Figure contents as structured data:
————————
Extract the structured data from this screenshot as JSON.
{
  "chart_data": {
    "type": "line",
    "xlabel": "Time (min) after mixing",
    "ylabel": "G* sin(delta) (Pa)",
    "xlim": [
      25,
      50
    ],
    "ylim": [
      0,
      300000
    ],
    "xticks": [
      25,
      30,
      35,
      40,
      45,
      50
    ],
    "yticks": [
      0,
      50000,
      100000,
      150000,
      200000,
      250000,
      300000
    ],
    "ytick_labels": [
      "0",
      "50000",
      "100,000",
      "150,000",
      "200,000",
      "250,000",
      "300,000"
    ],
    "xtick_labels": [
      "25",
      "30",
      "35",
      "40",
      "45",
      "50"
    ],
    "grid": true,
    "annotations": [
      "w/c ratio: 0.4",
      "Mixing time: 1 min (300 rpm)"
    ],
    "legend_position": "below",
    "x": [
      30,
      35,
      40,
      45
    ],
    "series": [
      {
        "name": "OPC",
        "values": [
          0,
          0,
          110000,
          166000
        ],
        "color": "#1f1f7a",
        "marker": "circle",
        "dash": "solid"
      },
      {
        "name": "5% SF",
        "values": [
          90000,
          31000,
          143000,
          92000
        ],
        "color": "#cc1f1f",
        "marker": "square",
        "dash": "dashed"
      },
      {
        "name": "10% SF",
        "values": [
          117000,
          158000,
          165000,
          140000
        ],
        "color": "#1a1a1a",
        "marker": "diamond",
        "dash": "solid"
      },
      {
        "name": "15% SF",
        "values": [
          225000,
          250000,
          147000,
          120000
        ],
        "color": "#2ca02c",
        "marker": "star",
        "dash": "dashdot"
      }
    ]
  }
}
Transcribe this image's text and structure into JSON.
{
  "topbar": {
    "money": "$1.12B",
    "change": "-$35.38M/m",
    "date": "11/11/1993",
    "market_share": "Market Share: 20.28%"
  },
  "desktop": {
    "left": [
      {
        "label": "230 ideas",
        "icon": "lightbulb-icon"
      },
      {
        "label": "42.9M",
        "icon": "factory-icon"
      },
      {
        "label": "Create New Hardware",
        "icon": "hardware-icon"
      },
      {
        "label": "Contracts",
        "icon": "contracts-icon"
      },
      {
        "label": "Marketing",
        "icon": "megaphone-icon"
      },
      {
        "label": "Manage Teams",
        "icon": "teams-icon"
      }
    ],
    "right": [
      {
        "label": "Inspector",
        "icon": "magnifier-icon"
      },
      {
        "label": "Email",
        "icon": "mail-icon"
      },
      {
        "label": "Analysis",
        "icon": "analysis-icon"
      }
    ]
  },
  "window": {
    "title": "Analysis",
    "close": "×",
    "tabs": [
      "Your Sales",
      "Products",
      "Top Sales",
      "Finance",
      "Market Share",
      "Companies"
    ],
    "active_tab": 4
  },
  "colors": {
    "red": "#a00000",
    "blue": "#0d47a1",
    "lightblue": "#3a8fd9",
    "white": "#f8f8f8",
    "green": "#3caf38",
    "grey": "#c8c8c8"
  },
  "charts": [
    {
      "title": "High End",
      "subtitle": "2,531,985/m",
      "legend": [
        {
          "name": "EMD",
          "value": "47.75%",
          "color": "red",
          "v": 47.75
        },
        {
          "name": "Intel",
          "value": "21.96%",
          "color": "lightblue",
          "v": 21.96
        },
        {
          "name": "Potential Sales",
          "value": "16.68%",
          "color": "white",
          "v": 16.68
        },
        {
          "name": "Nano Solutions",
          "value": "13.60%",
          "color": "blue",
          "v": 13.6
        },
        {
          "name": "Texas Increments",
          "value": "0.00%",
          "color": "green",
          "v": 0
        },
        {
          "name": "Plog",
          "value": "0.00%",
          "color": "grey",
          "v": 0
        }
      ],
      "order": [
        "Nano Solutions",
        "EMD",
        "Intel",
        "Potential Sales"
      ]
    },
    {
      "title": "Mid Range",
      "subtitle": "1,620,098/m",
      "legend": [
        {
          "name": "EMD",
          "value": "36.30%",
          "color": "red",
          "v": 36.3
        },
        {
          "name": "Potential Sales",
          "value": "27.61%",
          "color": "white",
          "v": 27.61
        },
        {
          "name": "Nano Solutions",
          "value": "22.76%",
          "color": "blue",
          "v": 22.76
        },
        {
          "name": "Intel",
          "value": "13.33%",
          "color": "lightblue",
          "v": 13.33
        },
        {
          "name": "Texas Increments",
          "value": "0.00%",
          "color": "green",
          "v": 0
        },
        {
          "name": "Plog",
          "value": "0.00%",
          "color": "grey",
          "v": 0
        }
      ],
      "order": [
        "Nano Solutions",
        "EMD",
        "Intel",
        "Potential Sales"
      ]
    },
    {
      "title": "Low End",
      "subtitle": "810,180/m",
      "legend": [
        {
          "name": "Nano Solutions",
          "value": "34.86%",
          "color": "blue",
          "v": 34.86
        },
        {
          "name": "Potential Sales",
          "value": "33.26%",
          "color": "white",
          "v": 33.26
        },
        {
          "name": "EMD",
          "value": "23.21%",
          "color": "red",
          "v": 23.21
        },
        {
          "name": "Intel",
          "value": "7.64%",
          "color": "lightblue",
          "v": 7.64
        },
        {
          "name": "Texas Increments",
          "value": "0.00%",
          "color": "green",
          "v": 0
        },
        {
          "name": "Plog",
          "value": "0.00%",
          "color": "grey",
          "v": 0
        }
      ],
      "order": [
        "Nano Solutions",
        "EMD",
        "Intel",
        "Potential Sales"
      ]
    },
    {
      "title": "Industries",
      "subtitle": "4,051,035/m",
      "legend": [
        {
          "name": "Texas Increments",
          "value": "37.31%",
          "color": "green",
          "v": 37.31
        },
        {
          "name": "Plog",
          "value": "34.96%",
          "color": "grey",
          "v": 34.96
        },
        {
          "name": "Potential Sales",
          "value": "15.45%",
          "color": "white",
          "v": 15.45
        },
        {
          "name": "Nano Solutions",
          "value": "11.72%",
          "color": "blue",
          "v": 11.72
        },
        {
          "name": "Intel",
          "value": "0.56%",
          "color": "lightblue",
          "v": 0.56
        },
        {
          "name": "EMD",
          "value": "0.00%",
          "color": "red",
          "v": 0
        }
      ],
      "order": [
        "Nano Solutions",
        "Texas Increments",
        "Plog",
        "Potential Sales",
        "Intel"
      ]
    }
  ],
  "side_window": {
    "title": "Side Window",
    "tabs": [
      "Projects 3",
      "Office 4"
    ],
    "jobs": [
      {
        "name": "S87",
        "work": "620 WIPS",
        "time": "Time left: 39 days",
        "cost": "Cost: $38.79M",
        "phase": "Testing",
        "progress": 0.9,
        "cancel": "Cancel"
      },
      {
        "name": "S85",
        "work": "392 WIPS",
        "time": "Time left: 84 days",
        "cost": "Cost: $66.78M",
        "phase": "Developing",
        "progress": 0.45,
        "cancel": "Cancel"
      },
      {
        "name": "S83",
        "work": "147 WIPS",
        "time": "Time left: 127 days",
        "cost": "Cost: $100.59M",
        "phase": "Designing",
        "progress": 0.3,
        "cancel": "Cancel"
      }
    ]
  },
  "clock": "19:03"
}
————————
Written exercise:
Write out all of the records once more, exactly.

Solution to this problem:
Extract the structured data from this screenshot as JSON.
{
  "chart_data": {
    "type": "line",
    "xlabel": "Time (min) after mixing",
    "ylabel": "G* sin(delta) (Pa)",
    "xlim": [
      25,
      50
    ],
    "ylim": [
      0,
      300000
    ],
    "xticks": [
      25,
      30,
      35,
      40,
      45,
      50
    ],
    "yticks": [
      0,
      50000,
      100000,
      150000,
      200000,
      250000,
      300000
    ],
    "ytick_labels": [
      "0",
      "50000",
      "100,000",
      "150,000",
      "200,000",
      "250,000",
      "300,000"
    ],
    "xtick_labels": [
      "25",
      "30",
      "35",
      "40",
      "45",
      "50"
    ],
    "grid": true,
    "annotations": [
      "w/c ratio: 0.4",
      "Mixing time: 1 min (300 rpm)"
    ],
    "legend_position": "below",
    "x": [
      30,
      35,
      40,
      45
    ],
    "series": [
      {
        "name": "OPC",
        "values": [
          0,
          0,
          110000,
          166000
        ],
        "color": "#1f1f7a",
        "marker": "circle",
        "dash": "solid"
      },
      {
        "name": "5% SF",
        "values": [
          90000,
          31000,
          143000,
          92000
        ],
        "color": "#cc1f1f",
        "marker": "square",
        "dash": "dashed"
      },
      {
        "name": "10% SF",
        "values": [
          117000,
          158000,
          165000,
          140000
        ],
        "color": "#1a1a1a",
        "marker": "diamond",
        "dash": "solid"
      },
      {
        "name": "15% SF",
        "values": [
          225000,
          250000,
          147000,
          120000
        ],
        "color": "#2ca02c",
        "marker": "star",
        "dash": "dashdot"
      }
    ]
  }
}
Transcribe this image's text and structure into JSON.
{
  "topbar": {
    "money": "$1.12B",
    "change": "-$35.38M/m",
    "date": "11/11/1993",
    "market_share": "Market Share: 20.28%"
  },
  "desktop": {
    "left": [
      {
        "label": "230 ideas",
        "icon": "lightbulb-icon"
      },
      {
        "label": "42.9M",
        "icon": "factory-icon"
      },
      {
        "label": "Create New Hardware",
        "icon": "hardware-icon"
      },
      {
        "label": "Contracts",
        "icon": "contracts-icon"
      },
      {
        "label": "Marketing",
        "icon": "megaphone-icon"
      },
      {
        "label": "Manage Teams",
        "icon": "teams-icon"
      }
    ],
    "right": [
      {
        "label": "Inspector",
        "icon": "magnifier-icon"
      },
      {
        "label": "Email",
        "icon": "mail-icon"
      },
      {
        "label": "Analysis",
        "icon": "analysis-icon"
      }
    ]
  },
  "window": {
    "title": "Analysis",
    "close": "×",
    "tabs": [
      "Your Sales",
      "Products",
      "Top Sales",
      "Finance",
      "Market Share",
      "Companies"
    ],
    "active_tab": 4
  },
  "colors": {
    "red": "#a00000",
    "blue": "#0d47a1",
    "lightblue": "#3a8fd9",
    "white": "#f8f8f8",
    "green": "#3caf38",
    "grey": "#c8c8c8"
  },
  "charts": [
    {
      "title": "High End",
      "subtitle": "2,531,985/m",
      "legend": [
        {
          "name": "EMD",
          "value": "47.75%",
          "color": "red",
          "v": 47.75
        },
        {
          "name": "Intel",
          "value": "21.96%",
          "color": "lightblue",
          "v": 21.96
        },
        {
          "name": "Potential Sales",
          "value": "16.68%",
          "color": "white",
          "v": 16.68
        },
        {
          "name": "Nano Solutions",
          "value": "13.60%",
          "color": "blue",
          "v": 13.6
        },
        {
          "name": "Texas Increments",
          "value": "0.00%",
          "color": "green",
          "v": 0
        },
        {
          "name": "Plog",
          "value": "0.00%",
          "color": "grey",
          "v": 0
        }
      ],
      "order": [
        "Nano Solutions",
        "EMD",
        "Intel",
        "Potential Sales"
      ]
    },
    {
      "title": "Mid Range",
      "subtitle": "1,620,098/m",
      "legend": [
        {
          "name": "EMD",
          "value": "36.30%",
          "color": "red",
          "v": 36.3
        },
        {
          "name": "Potential Sales",
          "value": "27.61%",
          "color": "white",
          "v": 27.61
        },
        {
          "name": "Nano Solutions",
          "value": "22.76%",
          "color": "blue",
          "v": 22.76
        },
        {
          "name": "Intel",
          "value": "13.33%",
          "color": "lightblue",
          "v": 13.33
        },
        {
          "name": "Texas Increments",
          "value": "0.00%",
          "color": "green",
          "v": 0
        },
        {
          "name": "Plog",
          "value": "0.00%",
          "color": "grey",
          "v": 0
        }
      ],
      "order": [
        "Nano Solutions",
        "EMD",
        "Intel",
        "Potential Sales"
      ]
    },
    {
      "title": "Low End",
      "subtitle": "810,180/m",
      "legend": [
        {
          "name": "Nano Solutions",
          "value": "34.86%",
          "color": "blue",
          "v": 34.86
        },
        {
          "name": "Potential Sales",
          "value": "33.26%",
          "color": "white",
          "v": 33.26
        },
        {
          "name": "EMD",
          "value": "23.21%",
          "color": "red",
          "v": 23.21
        },
        {
          "name": "Intel",
          "value": "7.64%",
          "color": "lightblue",
          "v": 7.64
        },
        {
          "name": "Texas Increments",
          "value": "0.00%",
          "color": "green",
          "v": 0
        },
        {
          "name": "Plog",
          "value": "0.00%",
          "color": "grey",
          "v": 0
        }
      ],
      "order": [
        "Nano Solutions",
        "EMD",
        "Intel",
        "Potential Sales"
      ]
    },
    {
      "title": "Industries",
      "subtitle": "4,051,035/m",
      "legend": [
        {
          "name": "Texas Increments",
          "value": "37.31%",
          "color": "green",
          "v": 37.31
        },
        {
          "name": "Plog",
          "value": "34.96%",
          "color": "grey",
          "v": 34.96
        },
        {
          "name": "Potential Sales",
          "value": "15.45%",
          "color": "white",
          "v": 15.45
        },
        {
          "name": "Nano Solutions",
          "value": "11.72%",
          "color": "blue",
          "v": 11.72
        },
        {
          "name": "Intel",
          "value": "0.56%",
          "color": "lightblue",
          "v": 0.56
        },
        {
          "name": "EMD",
          "value": "0.00%",
          "color": "red",
          "v": 0
        }
      ],
      "order": [
        "Nano Solutions",
        "Texas Increments",
        "Plog",
        "Potential Sales",
        "Intel"
      ]
    }
  ],
  "side_window": {
    "title": "Side Window",
    "tabs": [
      "Projects 3",
      "Office 4"
    ],
    "jobs": [
      {
        "name": "S87",
        "work": "620 WIPS",
        "time": "Time left: 39 days",
        "cost": "Cost: $38.79M",
        "phase": "Testing",
        "progress": 0.9,
        "cancel": "Cancel"
      },
      {
        "name": "S85",
        "work": "392 WIPS",
        "time": "Time left: 84 days",
        "cost": "Cost: $66.78M",
        "phase": "Developing",
        "progress": 0.45,
        "cancel": "Cancel"
      },
      {
        "name": "S83",
        "work": "147 WIPS",
        "time": "Time left: 127 days",
        "cost": "Cost: $100.59M",
        "phase": "Designing",
        "progress": 0.3,
        "cancel": "Cancel"
      }
    ]
  },
  "clock": "19:03"
}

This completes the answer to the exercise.